Set problem ->
The entries below are to be written out again without alteration.

Dataset extract ->
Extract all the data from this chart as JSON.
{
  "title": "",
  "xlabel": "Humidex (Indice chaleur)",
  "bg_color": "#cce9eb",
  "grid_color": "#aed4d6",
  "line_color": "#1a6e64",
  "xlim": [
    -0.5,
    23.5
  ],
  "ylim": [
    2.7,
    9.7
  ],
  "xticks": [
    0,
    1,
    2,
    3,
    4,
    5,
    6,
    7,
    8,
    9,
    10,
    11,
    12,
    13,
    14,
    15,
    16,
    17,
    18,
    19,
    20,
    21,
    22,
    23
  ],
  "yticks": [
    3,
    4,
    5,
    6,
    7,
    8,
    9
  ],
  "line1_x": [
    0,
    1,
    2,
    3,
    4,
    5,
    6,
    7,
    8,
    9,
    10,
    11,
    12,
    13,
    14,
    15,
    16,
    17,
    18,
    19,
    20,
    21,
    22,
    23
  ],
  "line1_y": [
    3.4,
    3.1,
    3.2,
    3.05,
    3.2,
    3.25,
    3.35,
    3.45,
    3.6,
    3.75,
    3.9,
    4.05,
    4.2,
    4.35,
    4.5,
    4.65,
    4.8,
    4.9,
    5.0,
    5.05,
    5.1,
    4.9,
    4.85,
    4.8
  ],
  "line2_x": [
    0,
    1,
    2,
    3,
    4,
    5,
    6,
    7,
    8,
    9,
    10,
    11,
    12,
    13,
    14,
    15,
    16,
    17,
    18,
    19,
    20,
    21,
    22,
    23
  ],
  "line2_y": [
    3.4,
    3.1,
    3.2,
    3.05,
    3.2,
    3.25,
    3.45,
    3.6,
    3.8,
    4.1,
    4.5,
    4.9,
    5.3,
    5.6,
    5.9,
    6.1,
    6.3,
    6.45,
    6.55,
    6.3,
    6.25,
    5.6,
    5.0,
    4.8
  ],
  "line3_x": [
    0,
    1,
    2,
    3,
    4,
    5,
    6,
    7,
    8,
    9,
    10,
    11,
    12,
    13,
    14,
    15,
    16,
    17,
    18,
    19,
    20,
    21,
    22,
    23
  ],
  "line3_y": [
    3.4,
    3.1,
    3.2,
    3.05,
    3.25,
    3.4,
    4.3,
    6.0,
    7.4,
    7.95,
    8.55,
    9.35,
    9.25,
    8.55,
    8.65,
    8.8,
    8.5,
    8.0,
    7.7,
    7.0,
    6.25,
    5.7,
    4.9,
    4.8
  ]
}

Task response ->
Extract all the data from this chart as JSON.
{
  "title": "",
  "xlabel": "Humidex (Indice chaleur)",
  "bg_color": "#cce9eb",
  "grid_color": "#aed4d6",
  "line_color": "#1a6e64",
  "xlim": [
    -0.5,
    23.5
  ],
  "ylim": [
    2.7,
    9.7
  ],
  "xticks": [
    0,
    1,
    2,
    3,
    4,
    5,
    6,
    7,
    8,
    9,
    10,
    11,
    12,
    13,
    14,
    15,
    16,
    17,
    18,
    19,
    20,
    21,
    22,
    23
  ],
  "yticks": [
    3,
    4,
    5,
    6,
    7,
    8,
    9
  ],
  "line1_x": [
    0,
    1,
    2,
    3,
    4,
    5,
    6,
    7,
    8,
    9,
    10,
    11,
    12,
    13,
    14,
    15,
    16,
    17,
    18,
    19,
    20,
    21,
    22,
    23
  ],
  "line1_y": [
    3.4,
    3.1,
    3.2,
    3.05,
    3.2,
    3.25,
    3.35,
    3.45,
    3.6,
    3.75,
    3.9,
    4.05,
    4.2,
    4.35,
    4.5,
    4.65,
    4.8,
    4.9,
    5.0,
    5.05,
    5.1,
    4.9,
    4.85,
    4.8
  ],
  "line2_x": [
    0,
    1,
    2,
    3,
    4,
    5,
    6,
    7,
    8,
    9,
    10,
    11,
    12,
    13,
    14,
    15,
    16,
    17,
    18,
    19,
    20,
    21,
    22,
    23
  ],
  "line2_y": [
    3.4,
    3.1,
    3.2,
    3.05,
    3.2,
    3.25,
    3.45,
    3.6,
    3.8,
    4.1,
    4.5,
    4.9,
    5.3,
    5.6,
    5.9,
    6.1,
    6.3,
    6.45,
    6.55,
    6.3,
    6.25,
    5.6,
    5.0,
    4.8
  ],
  "line3_x": [
    0,
    1,
    2,
    3,
    4,
    5,
    6,
    7,
    8,
    9,
    10,
    11,
    12,
    13,
    14,
    15,
    16,
    17,
    18,
    19,
    20,
    21,
    22,
    23
  ],
  "line3_y": [
    3.4,
    3.1,
    3.2,
    3.05,
    3.25,
    3.4,
    4.3,
    6.0,
    7.4,
    7.95,
    8.55,
    9.35,
    9.25,
    8.55,
    8.65,
    8.8,
    8.5,
    8.0,
    7.7,
    7.0,
    6.25,
    5.7,
    4.9,
    4.8
  ]
}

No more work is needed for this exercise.